SUPPLIED TEXT:
▬▬▬
For the intellectual level I put my money on the idea of Principles and the
creation of systems of thought (patterns) that adhered the ideas of logical
consistency, matched experimental data, and a couple other ideas (I cant
remember - Occam's Razor was in there too - it's in Lila someplace).

Taking my concept of the building blocks of the Intellectual level and
comparing it to SOM, I would have to say that there is a lot more to the
Q-Intellect level than just SO Logic.

Dave says it beautifully:
In a message dated 12/8/01 6:20:06 AM Pacific Standard Time, dlt44@ipa.net
writes:
> Q-intellect is not just "having ideas", though I agree with
> Popper that making bold conjectures or theories, often without any
> possibly knowable direct experience to support them at the time, is a
> crucial part of the intellectual experience. But an equally crucial part
> is the critical evaluation of these conjectures and theories (SOL being
> one of the methods). And if warranted the application of insights
> gained from this process to ones future actions or future conjectures. Q
> intellect is a process. A reinterative, evolving, process; sometimes
> applied to a specific problem, sometimes just for the joy of it.
>
> Let me site just one example of what I consider a "bold conjecture" that
> was an ancient and widespread indication of the emergence of the
> intellect. Laying on my back gazing at the night sky I turn to you an
> say, "I can predict when and where the moon will be sometime in the
> future." Now when this was done for the first time, by a single
> individual, in societies around the globe, with little if any passed on
> knowledge, it was a "bold conjecture" just "having an idea." But with
> that single idea, plus criticial evaluation, reinterative observations,
> more ideas, more criticial revauation, etc. isolated societies all over
> the world developed high accurate and detailed systems for predicting
> the movement of vast numbers of heavenly bodies.
▬▬▬
Items from a data source:
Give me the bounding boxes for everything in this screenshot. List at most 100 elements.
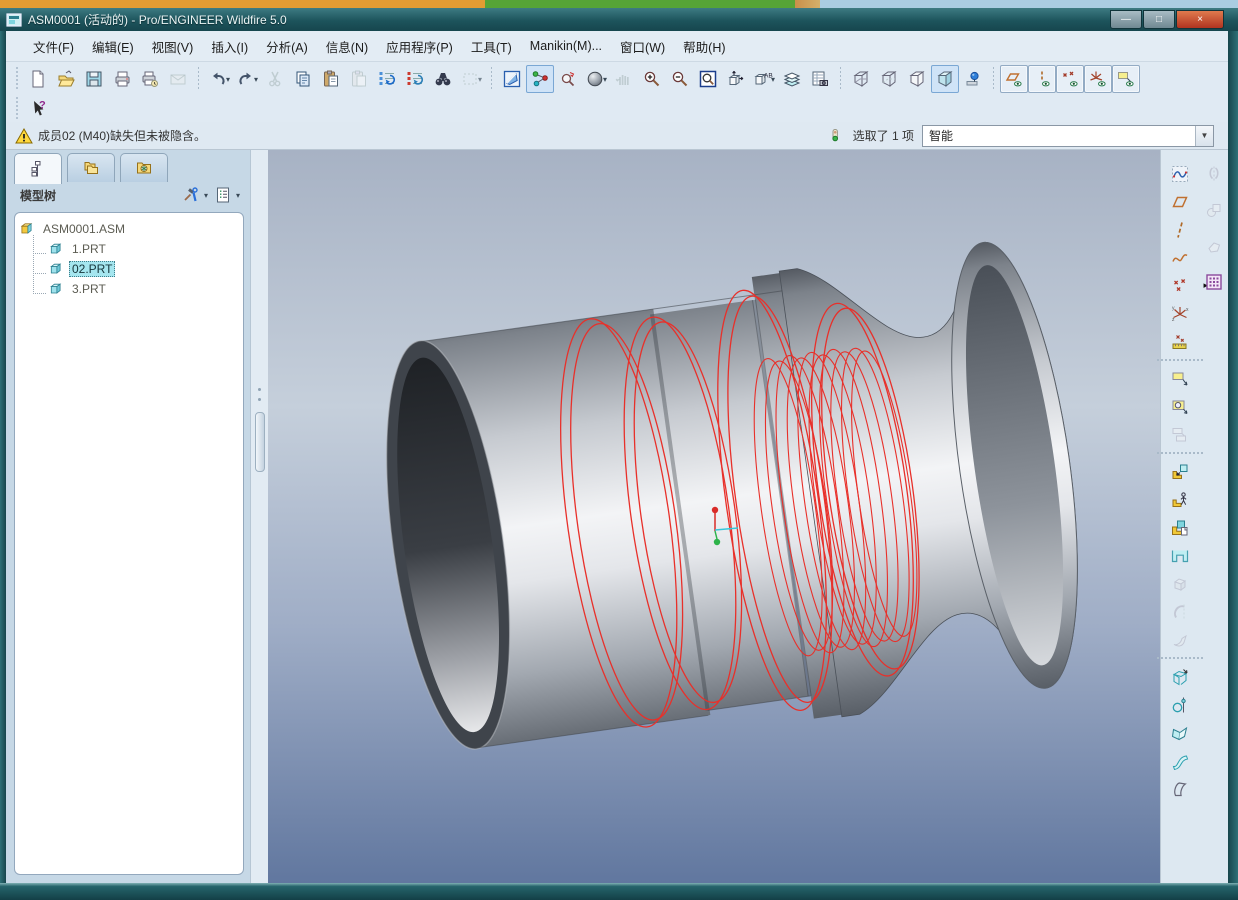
select-items-button[interactable]: ? [24,95,52,123]
flyout-arrow-icon[interactable]: ▾ [603,75,607,84]
datum-plane-display-toggle[interactable] [1000,65,1028,93]
print-setup-button[interactable] [136,65,164,93]
menu-item-view[interactable]: 视图(V) [143,33,203,60]
enhanced-realism-button[interactable] [959,65,987,93]
flyout-arrow-icon[interactable]: ▾ [236,191,240,200]
revolve-surface-button[interactable] [1166,691,1194,718]
tab-favorites[interactable] [120,153,168,182]
undo-button[interactable]: ▾ [205,65,233,93]
style-tool-button[interactable] [1166,160,1194,187]
datum-axis-display-toggle[interactable] [1028,65,1056,93]
flyout-arrow-icon[interactable]: ▾ [204,191,208,200]
datum-plane-button[interactable] [1166,188,1194,215]
paste-special-button[interactable] [345,65,373,93]
flyout-arrow-icon[interactable]: ▾ [478,75,482,84]
assemble-manikin-button[interactable] [1166,486,1194,513]
copy-button[interactable] [289,65,317,93]
menu-item-applications[interactable]: 应用程序(P) [377,33,462,60]
paste-button[interactable] [317,65,345,93]
no-hidden-button[interactable] [903,65,931,93]
flyout-arrow-icon[interactable]: ▾ [254,75,258,84]
menu-item-analysis[interactable]: 分析(A) [257,33,317,60]
flyout-arrow-icon[interactable]: ▾ [226,75,230,84]
tree-item-3.prt[interactable]: 3.PRT [19,275,239,299]
datum-point-button[interactable]: ▸ [1166,272,1208,299]
annotation-group-button[interactable] [1166,421,1194,448]
tree-item-asm0001.asm[interactable]: ASM0001.ASM [19,219,239,239]
extrude-button[interactable] [1166,570,1194,597]
repaint-button[interactable] [498,65,526,93]
slot-feature-button[interactable] [1166,542,1194,569]
zoom-out-button[interactable] [666,65,694,93]
maximize-button[interactable]: □ [1143,10,1175,29]
style-surface-button[interactable] [1166,775,1194,802]
datum-curve-button[interactable] [1166,244,1194,271]
tab-folder-browser[interactable] [67,153,115,182]
csys-display-toggle[interactable] [1084,65,1112,93]
datum-point-display-toggle[interactable] [1056,65,1084,93]
print-button[interactable] [108,65,136,93]
menu-item-tools[interactable]: 工具(T) [462,33,521,60]
new-file-button[interactable] [24,65,52,93]
annotation-feature-button[interactable] [1166,393,1194,420]
tab-model-tree[interactable] [14,153,62,184]
datum-box-button[interactable] [1166,663,1194,690]
pattern-button[interactable] [1200,268,1228,295]
toolbar-drag-handle[interactable] [14,67,20,91]
send-email-button[interactable] [164,65,192,93]
annotation-display-toggle[interactable] [1112,65,1140,93]
tree-tools-button[interactable] [178,183,204,207]
panel-splitter[interactable] [250,150,269,883]
menu-item-edit[interactable]: 编辑(E) [83,33,143,60]
mirror-button[interactable] [1200,160,1228,187]
menu-item-window[interactable]: 窗口(W) [611,33,674,60]
render-style-button[interactable]: ▾ [582,65,610,93]
pan-zoom-button[interactable] [610,65,638,93]
menu-item-insert[interactable]: 插入(I) [202,33,257,60]
tree-item-02.prt[interactable]: 02.PRT [19,255,239,279]
tree-settings-button[interactable] [210,183,236,207]
datum-csys-button[interactable]: yz x [1166,300,1194,327]
annotation-button[interactable] [1166,365,1194,392]
tree-item-1.prt[interactable]: 1.PRT [19,235,239,259]
reorient-button[interactable] [722,65,750,93]
layers-button[interactable] [778,65,806,93]
shaded-button[interactable] [931,65,959,93]
cut-button[interactable] [261,65,289,93]
sweep-button[interactable] [1166,626,1194,653]
regenerate-button[interactable] [373,65,401,93]
wireframe-button[interactable] [847,65,875,93]
menu-item-file[interactable]: 文件(F) [24,33,83,60]
close-button[interactable]: × [1176,10,1224,29]
inheritance-button[interactable] [1200,232,1228,259]
redo-button[interactable]: ▾ [233,65,261,93]
datum-target-button[interactable] [1166,328,1194,355]
menu-item-help[interactable]: 帮助(H) [674,33,734,60]
orient-mode-button[interactable] [554,65,582,93]
3d-viewport[interactable] [268,150,1160,883]
plane-normal-button[interactable] [1166,719,1194,746]
combobox-dropdown-icon[interactable]: ▼ [1195,125,1213,146]
boundary-blend-button[interactable] [1166,747,1194,774]
create-component-button[interactable] [1166,514,1194,541]
selection-filter-combobox[interactable]: 智能 ▼ [922,124,1214,147]
saved-views-button[interactable]: AB ▾ [750,65,778,93]
select-by-box-button[interactable]: ▾ [457,65,485,93]
flyout-arrow-icon[interactable]: ▾ [771,75,775,84]
save-button[interactable] [80,65,108,93]
merge-button[interactable] [1200,196,1228,223]
open-file-button[interactable] [52,65,80,93]
menu-item-info[interactable]: 信息(N) [317,33,377,60]
find-button[interactable] [429,65,457,93]
hidden-line-button[interactable] [875,65,903,93]
toolbar-drag-handle[interactable] [14,97,20,121]
splitter-grip[interactable] [255,412,265,472]
refit-button[interactable] [694,65,722,93]
selection-buffer-icon[interactable] [825,126,845,146]
revolve-button[interactable] [1166,598,1194,625]
zoom-in-button[interactable] [638,65,666,93]
view-manager-button[interactable] [806,65,834,93]
menu-item-manikin[interactable]: Manikin(M)... [521,35,611,57]
minimize-button[interactable]: — [1110,10,1142,29]
regenerate-manager-button[interactable] [401,65,429,93]
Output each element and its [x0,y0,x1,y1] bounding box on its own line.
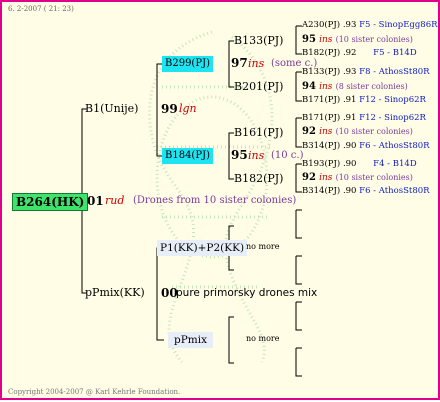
father-father-drone[interactable]: pPmix [168,332,214,348]
mf-note: (10 c.) [271,150,304,161]
mmf-queen[interactable]: B201(PJ) [234,80,283,93]
mff-queen[interactable]: B182(PJ) [234,172,283,185]
mm-race: ins [248,57,265,70]
mf-year: 95 [231,148,248,162]
ancestor-row[interactable]: A230(PJ) .93 F5 - SinopEgg86R [302,20,438,30]
mmf-year-line: 94 ins (8 sister colonies) [302,81,408,92]
father-description: pure primorsky drones mix [176,287,318,299]
mother-race: lgn [179,102,197,115]
root-mating-note: (Drones from 10 sister colonies) [133,195,297,206]
mmm-queen[interactable]: B133(PJ) [234,34,283,47]
mother-father-queen[interactable]: B184(PJ) [162,148,213,164]
father-drone[interactable]: pPmix(KK) [85,286,145,299]
mm-year: 97 [231,56,248,70]
father-father-note: no more [246,334,280,343]
root-race: rud [105,194,125,207]
ancestor-row[interactable]: B182(PJ) .92 F5 - B14D [302,48,417,58]
ancestor-row[interactable]: B171(PJ) .91 F12 - Sinop62R [302,95,426,105]
ancestor-row[interactable]: B133(PJ) .93 F8 - AthosSt80R [302,67,430,77]
ancestor-row[interactable]: B314(PJ) .90 F6 - AthosSt80R [302,186,430,196]
root-year: 01 [87,194,104,208]
ancestor-row[interactable]: B171(PJ) .91 F12 - Sinop62R [302,113,426,123]
mother-mother-queen[interactable]: B299(PJ) [162,56,213,72]
root-queen[interactable]: B264(HK) [12,193,89,211]
mother-year: 99 [161,102,178,116]
mother-queen[interactable]: B1(Unije) [85,102,138,115]
pedigree-frame: { "header": { "date": "6. 2-2007 ( 21: 2… [0,0,440,400]
mfm-year-line: 92 ins (10 sister colonies) [302,126,413,137]
mff-year-line: 92 ins (10 sister colonies) [302,172,413,183]
mmm-year-line: 95 ins (10 sister colonies) [302,34,413,45]
ancestor-row[interactable]: B314(PJ) .90 F6 - AthosSt80R [302,141,430,151]
ancestor-row[interactable]: B193(PJ) .90 F4 - B14D [302,159,417,169]
father-mother-queen[interactable]: P1(KK)+P2(KK) [157,240,248,256]
mfm-queen[interactable]: B161(PJ) [234,126,283,139]
mf-race: ins [248,149,265,162]
father-mother-note: no more [246,242,280,251]
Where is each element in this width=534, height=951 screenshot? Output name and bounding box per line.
▬▬▬
PARTS OF THE EXERCISE:
a – List every phrase or sentence that appears inside quotation marks in the text about the intellectual level, giving each distinct one once.
b – Echo the stretch of the text about the intellectual level from "Dave says it" through "the joy of it.", word for word.

SOLUTIONS TO THE PROBLEMS:
a –
- "having ideas"
- "bold conjecture"
- "I can predict when and where the moon will be sometime in the future."
- "having an idea."

b –
Dave says it beautifully:
In a message dated 12/8/01 6:20:06 AM Pacific Standard Time, dlt44@ipa.net
writes:
> Q-intellect is not just "having ideas", though I agree with
> Popper that making bold conjectures or theories, often without any
> possibly knowable direct experience to support them at the time, is a
> crucial part of the intellectual experience. But an equally crucial part
> is the critical evaluation of these conjectures and theories (SOL being
> one of the methods). And if warranted the application of insights
> gained from this process to ones future actions or future conjectures. Q
> intellect is a process. A reinterative, evolving, process; sometimes
> applied to a specific problem, sometimes just for the joy of it.